═════ Raw data

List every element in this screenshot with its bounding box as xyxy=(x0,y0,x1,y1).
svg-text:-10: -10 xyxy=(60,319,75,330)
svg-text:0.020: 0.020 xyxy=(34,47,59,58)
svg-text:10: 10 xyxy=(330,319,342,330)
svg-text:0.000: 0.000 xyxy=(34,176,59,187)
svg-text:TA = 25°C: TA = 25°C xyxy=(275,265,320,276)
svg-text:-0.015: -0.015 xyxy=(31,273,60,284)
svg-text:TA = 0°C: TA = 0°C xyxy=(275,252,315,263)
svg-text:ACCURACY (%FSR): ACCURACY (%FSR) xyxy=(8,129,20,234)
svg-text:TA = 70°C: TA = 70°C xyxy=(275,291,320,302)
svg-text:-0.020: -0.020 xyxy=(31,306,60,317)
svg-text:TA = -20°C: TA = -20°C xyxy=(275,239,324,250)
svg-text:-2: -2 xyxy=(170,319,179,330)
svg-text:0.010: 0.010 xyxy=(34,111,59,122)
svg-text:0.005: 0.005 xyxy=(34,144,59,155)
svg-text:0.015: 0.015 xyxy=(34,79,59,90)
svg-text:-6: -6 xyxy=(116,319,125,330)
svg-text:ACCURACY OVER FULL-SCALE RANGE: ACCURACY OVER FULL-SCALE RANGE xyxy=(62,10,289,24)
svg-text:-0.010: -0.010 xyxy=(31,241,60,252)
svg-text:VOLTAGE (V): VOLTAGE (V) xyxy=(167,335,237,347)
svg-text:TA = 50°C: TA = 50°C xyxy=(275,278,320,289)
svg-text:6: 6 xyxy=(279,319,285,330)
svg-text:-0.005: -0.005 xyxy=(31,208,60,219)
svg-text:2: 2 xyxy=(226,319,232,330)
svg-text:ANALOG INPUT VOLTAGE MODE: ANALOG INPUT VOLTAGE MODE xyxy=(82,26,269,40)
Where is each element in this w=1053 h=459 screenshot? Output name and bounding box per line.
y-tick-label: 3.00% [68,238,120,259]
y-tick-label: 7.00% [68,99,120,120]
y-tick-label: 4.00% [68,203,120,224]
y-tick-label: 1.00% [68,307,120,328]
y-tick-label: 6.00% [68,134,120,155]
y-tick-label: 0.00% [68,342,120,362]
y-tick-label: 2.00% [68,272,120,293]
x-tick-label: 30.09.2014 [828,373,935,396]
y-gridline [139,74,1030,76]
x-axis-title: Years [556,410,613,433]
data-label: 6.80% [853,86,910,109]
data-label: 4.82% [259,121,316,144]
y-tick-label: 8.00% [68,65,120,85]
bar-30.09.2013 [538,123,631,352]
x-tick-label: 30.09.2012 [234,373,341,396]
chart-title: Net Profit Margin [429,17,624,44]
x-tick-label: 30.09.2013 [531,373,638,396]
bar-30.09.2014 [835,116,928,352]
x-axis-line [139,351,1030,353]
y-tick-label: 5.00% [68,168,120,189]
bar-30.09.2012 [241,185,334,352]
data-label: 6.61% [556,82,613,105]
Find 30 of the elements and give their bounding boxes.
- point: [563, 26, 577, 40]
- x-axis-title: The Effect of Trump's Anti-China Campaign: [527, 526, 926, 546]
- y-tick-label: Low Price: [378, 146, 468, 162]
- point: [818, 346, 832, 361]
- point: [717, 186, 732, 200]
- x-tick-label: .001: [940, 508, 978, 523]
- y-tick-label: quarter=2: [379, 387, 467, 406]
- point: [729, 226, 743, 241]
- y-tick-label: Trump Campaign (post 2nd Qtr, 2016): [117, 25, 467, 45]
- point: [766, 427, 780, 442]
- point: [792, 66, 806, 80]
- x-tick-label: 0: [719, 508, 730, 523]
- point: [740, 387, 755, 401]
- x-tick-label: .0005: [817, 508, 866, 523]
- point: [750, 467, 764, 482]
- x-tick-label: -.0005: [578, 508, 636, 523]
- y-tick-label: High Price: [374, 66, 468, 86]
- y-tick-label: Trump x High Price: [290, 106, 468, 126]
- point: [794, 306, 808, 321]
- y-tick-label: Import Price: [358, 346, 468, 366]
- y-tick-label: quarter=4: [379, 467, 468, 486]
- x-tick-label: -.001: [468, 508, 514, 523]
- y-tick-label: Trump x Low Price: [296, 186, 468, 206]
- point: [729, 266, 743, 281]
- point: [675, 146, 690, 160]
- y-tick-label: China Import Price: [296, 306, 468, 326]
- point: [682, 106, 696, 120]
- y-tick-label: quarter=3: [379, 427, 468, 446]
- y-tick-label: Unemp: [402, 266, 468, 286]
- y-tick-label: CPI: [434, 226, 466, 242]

══════════

> Problem to solve:
Copy all of the material above word for word, keeping every line in its original order with nothing added, dropped or changed.

> Reply to the task:
List every element in this screenshot with its bounding box as xyxy=(x0,y0,x1,y1).
svg-text:-10: -10 xyxy=(60,319,75,330)
svg-text:0.020: 0.020 xyxy=(34,47,59,58)
svg-text:10: 10 xyxy=(330,319,342,330)
svg-text:0.000: 0.000 xyxy=(34,176,59,187)
svg-text:TA = 25°C: TA = 25°C xyxy=(275,265,320,276)
svg-text:-0.015: -0.015 xyxy=(31,273,60,284)
svg-text:TA = 0°C: TA = 0°C xyxy=(275,252,315,263)
svg-text:ACCURACY (%FSR): ACCURACY (%FSR) xyxy=(8,129,20,234)
svg-text:TA = 70°C: TA = 70°C xyxy=(275,291,320,302)
svg-text:-0.020: -0.020 xyxy=(31,306,60,317)
svg-text:TA = -20°C: TA = -20°C xyxy=(275,239,324,250)
svg-text:-2: -2 xyxy=(170,319,179,330)
svg-text:0.010: 0.010 xyxy=(34,111,59,122)
svg-text:0.005: 0.005 xyxy=(34,144,59,155)
svg-text:0.015: 0.015 xyxy=(34,79,59,90)
svg-text:-6: -6 xyxy=(116,319,125,330)
svg-text:ACCURACY OVER FULL-SCALE RANGE: ACCURACY OVER FULL-SCALE RANGE xyxy=(62,10,289,24)
svg-text:-0.010: -0.010 xyxy=(31,241,60,252)
svg-text:VOLTAGE (V): VOLTAGE (V) xyxy=(167,335,237,347)
svg-text:TA = 50°C: TA = 50°C xyxy=(275,278,320,289)
svg-text:6: 6 xyxy=(279,319,285,330)
svg-text:-0.005: -0.005 xyxy=(31,208,60,219)
svg-text:2: 2 xyxy=(226,319,232,330)
svg-text:ANALOG INPUT VOLTAGE MODE: ANALOG INPUT VOLTAGE MODE xyxy=(82,26,269,40)
Where is each element in this w=1053 h=459 screenshot? Output name and bounding box per line.
y-tick-label: 3.00% [68,238,120,259]
y-tick-label: 7.00% [68,99,120,120]
y-tick-label: 4.00% [68,203,120,224]
y-tick-label: 1.00% [68,307,120,328]
y-tick-label: 6.00% [68,134,120,155]
y-tick-label: 0.00% [68,342,120,362]
y-tick-label: 2.00% [68,272,120,293]
x-tick-label: 30.09.2014 [828,373,935,396]
y-gridline [139,74,1030,76]
x-axis-title: Years [556,410,613,433]
data-label: 6.80% [853,86,910,109]
data-label: 4.82% [259,121,316,144]
y-tick-label: 8.00% [68,65,120,85]
bar-30.09.2013 [538,123,631,352]
x-tick-label: 30.09.2012 [234,373,341,396]
chart-title: Net Profit Margin [429,17,624,44]
x-tick-label: 30.09.2013 [531,373,638,396]
bar-30.09.2014 [835,116,928,352]
x-axis-line [139,351,1030,353]
y-tick-label: 5.00% [68,168,120,189]
bar-30.09.2012 [241,185,334,352]
data-label: 6.61% [556,82,613,105]
Find 30 of the elements and give their bounding boxes.
- point: [563, 26, 577, 40]
- x-axis-title: The Effect of Trump's Anti-China Campaign: [527, 526, 926, 546]
- y-tick-label: Low Price: [378, 146, 468, 162]
- point: [818, 346, 832, 361]
- point: [717, 186, 732, 200]
- x-tick-label: .001: [940, 508, 978, 523]
- y-tick-label: quarter=2: [379, 387, 467, 406]
- point: [729, 226, 743, 241]
- y-tick-label: Trump Campaign (post 2nd Qtr, 2016): [117, 25, 467, 45]
- point: [766, 427, 780, 442]
- point: [792, 66, 806, 80]
- x-tick-label: 0: [719, 508, 730, 523]
- point: [740, 387, 755, 401]
- x-tick-label: .0005: [817, 508, 866, 523]
- point: [750, 467, 764, 482]
- x-tick-label: -.0005: [578, 508, 636, 523]
- y-tick-label: High Price: [374, 66, 468, 86]
- y-tick-label: Trump x High Price: [290, 106, 468, 126]
- point: [794, 306, 808, 321]
- y-tick-label: Import Price: [358, 346, 468, 366]
- y-tick-label: quarter=4: [379, 467, 468, 486]
- x-tick-label: -.001: [468, 508, 514, 523]
- y-tick-label: Trump x Low Price: [296, 186, 468, 206]
- point: [729, 266, 743, 281]
- point: [675, 146, 690, 160]
- y-tick-label: China Import Price: [296, 306, 468, 326]
- point: [682, 106, 696, 120]
- y-tick-label: quarter=3: [379, 427, 468, 446]
- y-tick-label: Unemp: [402, 266, 468, 286]
- y-tick-label: CPI: [434, 226, 466, 242]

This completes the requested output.